[START OF Exercise data]

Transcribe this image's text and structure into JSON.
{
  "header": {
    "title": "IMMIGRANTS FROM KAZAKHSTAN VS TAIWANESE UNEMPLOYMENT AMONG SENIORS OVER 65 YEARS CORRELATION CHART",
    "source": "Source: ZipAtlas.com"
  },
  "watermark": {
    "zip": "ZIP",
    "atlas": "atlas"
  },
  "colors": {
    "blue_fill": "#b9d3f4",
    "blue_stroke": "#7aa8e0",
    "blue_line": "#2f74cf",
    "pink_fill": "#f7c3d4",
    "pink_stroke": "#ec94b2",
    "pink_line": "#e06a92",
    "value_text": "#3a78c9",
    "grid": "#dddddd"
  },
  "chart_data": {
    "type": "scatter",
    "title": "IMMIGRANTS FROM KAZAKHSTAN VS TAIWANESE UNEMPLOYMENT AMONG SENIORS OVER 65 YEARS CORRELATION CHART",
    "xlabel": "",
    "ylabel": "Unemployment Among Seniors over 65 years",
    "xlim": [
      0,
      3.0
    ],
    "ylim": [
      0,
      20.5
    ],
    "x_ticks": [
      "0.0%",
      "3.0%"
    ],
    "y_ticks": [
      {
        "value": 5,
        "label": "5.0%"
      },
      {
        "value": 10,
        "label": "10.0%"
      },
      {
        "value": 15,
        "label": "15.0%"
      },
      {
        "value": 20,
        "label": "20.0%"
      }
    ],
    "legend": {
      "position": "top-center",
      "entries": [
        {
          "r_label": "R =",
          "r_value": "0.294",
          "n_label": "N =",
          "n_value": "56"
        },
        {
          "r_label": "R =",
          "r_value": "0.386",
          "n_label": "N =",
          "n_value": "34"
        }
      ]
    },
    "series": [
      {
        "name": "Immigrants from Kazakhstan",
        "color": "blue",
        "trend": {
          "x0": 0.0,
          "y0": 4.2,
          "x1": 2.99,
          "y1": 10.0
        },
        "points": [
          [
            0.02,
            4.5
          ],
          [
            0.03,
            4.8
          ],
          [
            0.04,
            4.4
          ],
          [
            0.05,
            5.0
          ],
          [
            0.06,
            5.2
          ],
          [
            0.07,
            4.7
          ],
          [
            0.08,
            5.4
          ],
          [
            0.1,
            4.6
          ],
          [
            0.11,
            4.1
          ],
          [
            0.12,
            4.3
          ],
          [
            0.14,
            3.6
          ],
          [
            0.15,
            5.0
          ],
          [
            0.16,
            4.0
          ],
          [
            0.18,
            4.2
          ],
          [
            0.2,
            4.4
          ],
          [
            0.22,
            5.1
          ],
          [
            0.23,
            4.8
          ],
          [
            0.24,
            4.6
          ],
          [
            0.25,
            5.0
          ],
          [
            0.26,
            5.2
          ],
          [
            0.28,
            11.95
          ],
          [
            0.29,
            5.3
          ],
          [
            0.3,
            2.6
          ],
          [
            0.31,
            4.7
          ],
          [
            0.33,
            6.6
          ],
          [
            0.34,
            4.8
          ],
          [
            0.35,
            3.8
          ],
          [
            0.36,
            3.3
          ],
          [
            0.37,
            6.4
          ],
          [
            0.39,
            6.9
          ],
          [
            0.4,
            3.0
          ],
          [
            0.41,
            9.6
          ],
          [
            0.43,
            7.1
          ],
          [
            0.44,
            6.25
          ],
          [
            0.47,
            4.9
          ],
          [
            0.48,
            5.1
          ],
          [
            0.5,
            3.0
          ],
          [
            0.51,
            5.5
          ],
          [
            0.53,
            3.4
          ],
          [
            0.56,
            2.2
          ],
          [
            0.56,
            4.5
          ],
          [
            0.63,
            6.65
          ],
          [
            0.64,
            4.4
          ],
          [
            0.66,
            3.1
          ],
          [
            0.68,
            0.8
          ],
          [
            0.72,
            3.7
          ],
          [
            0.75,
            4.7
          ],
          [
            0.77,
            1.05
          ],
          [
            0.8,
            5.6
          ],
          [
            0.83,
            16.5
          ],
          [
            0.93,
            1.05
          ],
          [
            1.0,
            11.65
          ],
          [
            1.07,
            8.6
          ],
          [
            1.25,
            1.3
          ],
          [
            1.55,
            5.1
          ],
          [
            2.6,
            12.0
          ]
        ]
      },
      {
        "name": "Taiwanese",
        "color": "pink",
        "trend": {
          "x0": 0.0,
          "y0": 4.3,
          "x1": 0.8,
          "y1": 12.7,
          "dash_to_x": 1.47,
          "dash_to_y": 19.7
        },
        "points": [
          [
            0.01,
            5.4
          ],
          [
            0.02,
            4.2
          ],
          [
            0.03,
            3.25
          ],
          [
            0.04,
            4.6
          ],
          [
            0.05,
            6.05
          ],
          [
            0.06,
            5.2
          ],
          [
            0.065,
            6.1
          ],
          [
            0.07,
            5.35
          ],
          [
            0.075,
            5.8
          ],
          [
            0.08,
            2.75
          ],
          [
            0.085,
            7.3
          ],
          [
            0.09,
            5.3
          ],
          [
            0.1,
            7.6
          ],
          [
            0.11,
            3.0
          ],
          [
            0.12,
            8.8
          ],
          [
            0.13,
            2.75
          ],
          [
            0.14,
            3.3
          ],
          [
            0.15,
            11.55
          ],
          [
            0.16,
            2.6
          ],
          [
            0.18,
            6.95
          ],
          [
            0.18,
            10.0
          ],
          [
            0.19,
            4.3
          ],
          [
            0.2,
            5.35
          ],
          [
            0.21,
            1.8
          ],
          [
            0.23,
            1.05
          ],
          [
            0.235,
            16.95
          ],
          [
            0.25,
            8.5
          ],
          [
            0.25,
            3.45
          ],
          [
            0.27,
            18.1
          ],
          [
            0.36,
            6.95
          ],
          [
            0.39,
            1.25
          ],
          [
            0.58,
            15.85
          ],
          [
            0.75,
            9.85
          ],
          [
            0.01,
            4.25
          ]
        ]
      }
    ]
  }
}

[END OF Exercise data]

Write every record out again, unaltered.

Reply to the task:
Transcribe this image's text and structure into JSON.
{
  "header": {
    "title": "IMMIGRANTS FROM KAZAKHSTAN VS TAIWANESE UNEMPLOYMENT AMONG SENIORS OVER 65 YEARS CORRELATION CHART",
    "source": "Source: ZipAtlas.com"
  },
  "watermark": {
    "zip": "ZIP",
    "atlas": "atlas"
  },
  "colors": {
    "blue_fill": "#b9d3f4",
    "blue_stroke": "#7aa8e0",
    "blue_line": "#2f74cf",
    "pink_fill": "#f7c3d4",
    "pink_stroke": "#ec94b2",
    "pink_line": "#e06a92",
    "value_text": "#3a78c9",
    "grid": "#dddddd"
  },
  "chart_data": {
    "type": "scatter",
    "title": "IMMIGRANTS FROM KAZAKHSTAN VS TAIWANESE UNEMPLOYMENT AMONG SENIORS OVER 65 YEARS CORRELATION CHART",
    "xlabel": "",
    "ylabel": "Unemployment Among Seniors over 65 years",
    "xlim": [
      0,
      3.0
    ],
    "ylim": [
      0,
      20.5
    ],
    "x_ticks": [
      "0.0%",
      "3.0%"
    ],
    "y_ticks": [
      {
        "value": 5,
        "label": "5.0%"
      },
      {
        "value": 10,
        "label": "10.0%"
      },
      {
        "value": 15,
        "label": "15.0%"
      },
      {
        "value": 20,
        "label": "20.0%"
      }
    ],
    "legend": {
      "position": "top-center",
      "entries": [
        {
          "r_label": "R =",
          "r_value": "0.294",
          "n_label": "N =",
          "n_value": "56"
        },
        {
          "r_label": "R =",
          "r_value": "0.386",
          "n_label": "N =",
          "n_value": "34"
        }
      ]
    },
    "series": [
      {
        "name": "Immigrants from Kazakhstan",
        "color": "blue",
        "trend": {
          "x0": 0.0,
          "y0": 4.2,
          "x1": 2.99,
          "y1": 10.0
        },
        "points": [
          [
            0.02,
            4.5
          ],
          [
            0.03,
            4.8
          ],
          [
            0.04,
            4.4
          ],
          [
            0.05,
            5.0
          ],
          [
            0.06,
            5.2
          ],
          [
            0.07,
            4.7
          ],
          [
            0.08,
            5.4
          ],
          [
            0.1,
            4.6
          ],
          [
            0.11,
            4.1
          ],
          [
            0.12,
            4.3
          ],
          [
            0.14,
            3.6
          ],
          [
            0.15,
            5.0
          ],
          [
            0.16,
            4.0
          ],
          [
            0.18,
            4.2
          ],
          [
            0.2,
            4.4
          ],
          [
            0.22,
            5.1
          ],
          [
            0.23,
            4.8
          ],
          [
            0.24,
            4.6
          ],
          [
            0.25,
            5.0
          ],
          [
            0.26,
            5.2
          ],
          [
            0.28,
            11.95
          ],
          [
            0.29,
            5.3
          ],
          [
            0.3,
            2.6
          ],
          [
            0.31,
            4.7
          ],
          [
            0.33,
            6.6
          ],
          [
            0.34,
            4.8
          ],
          [
            0.35,
            3.8
          ],
          [
            0.36,
            3.3
          ],
          [
            0.37,
            6.4
          ],
          [
            0.39,
            6.9
          ],
          [
            0.4,
            3.0
          ],
          [
            0.41,
            9.6
          ],
          [
            0.43,
            7.1
          ],
          [
            0.44,
            6.25
          ],
          [
            0.47,
            4.9
          ],
          [
            0.48,
            5.1
          ],
          [
            0.5,
            3.0
          ],
          [
            0.51,
            5.5
          ],
          [
            0.53,
            3.4
          ],
          [
            0.56,
            2.2
          ],
          [
            0.56,
            4.5
          ],
          [
            0.63,
            6.65
          ],
          [
            0.64,
            4.4
          ],
          [
            0.66,
            3.1
          ],
          [
            0.68,
            0.8
          ],
          [
            0.72,
            3.7
          ],
          [
            0.75,
            4.7
          ],
          [
            0.77,
            1.05
          ],
          [
            0.8,
            5.6
          ],
          [
            0.83,
            16.5
          ],
          [
            0.93,
            1.05
          ],
          [
            1.0,
            11.65
          ],
          [
            1.07,
            8.6
          ],
          [
            1.25,
            1.3
          ],
          [
            1.55,
            5.1
          ],
          [
            2.6,
            12.0
          ]
        ]
      },
      {
        "name": "Taiwanese",
        "color": "pink",
        "trend": {
          "x0": 0.0,
          "y0": 4.3,
          "x1": 0.8,
          "y1": 12.7,
          "dash_to_x": 1.47,
          "dash_to_y": 19.7
        },
        "points": [
          [
            0.01,
            5.4
          ],
          [
            0.02,
            4.2
          ],
          [
            0.03,
            3.25
          ],
          [
            0.04,
            4.6
          ],
          [
            0.05,
            6.05
          ],
          [
            0.06,
            5.2
          ],
          [
            0.065,
            6.1
          ],
          [
            0.07,
            5.35
          ],
          [
            0.075,
            5.8
          ],
          [
            0.08,
            2.75
          ],
          [
            0.085,
            7.3
          ],
          [
            0.09,
            5.3
          ],
          [
            0.1,
            7.6
          ],
          [
            0.11,
            3.0
          ],
          [
            0.12,
            8.8
          ],
          [
            0.13,
            2.75
          ],
          [
            0.14,
            3.3
          ],
          [
            0.15,
            11.55
          ],
          [
            0.16,
            2.6
          ],
          [
            0.18,
            6.95
          ],
          [
            0.18,
            10.0
          ],
          [
            0.19,
            4.3
          ],
          [
            0.2,
            5.35
          ],
          [
            0.21,
            1.8
          ],
          [
            0.23,
            1.05
          ],
          [
            0.235,
            16.95
          ],
          [
            0.25,
            8.5
          ],
          [
            0.25,
            3.45
          ],
          [
            0.27,
            18.1
          ],
          [
            0.36,
            6.95
          ],
          [
            0.39,
            1.25
          ],
          [
            0.58,
            15.85
          ],
          [
            0.75,
            9.85
          ],
          [
            0.01,
            4.25
          ]
        ]
      }
    ]
  }
}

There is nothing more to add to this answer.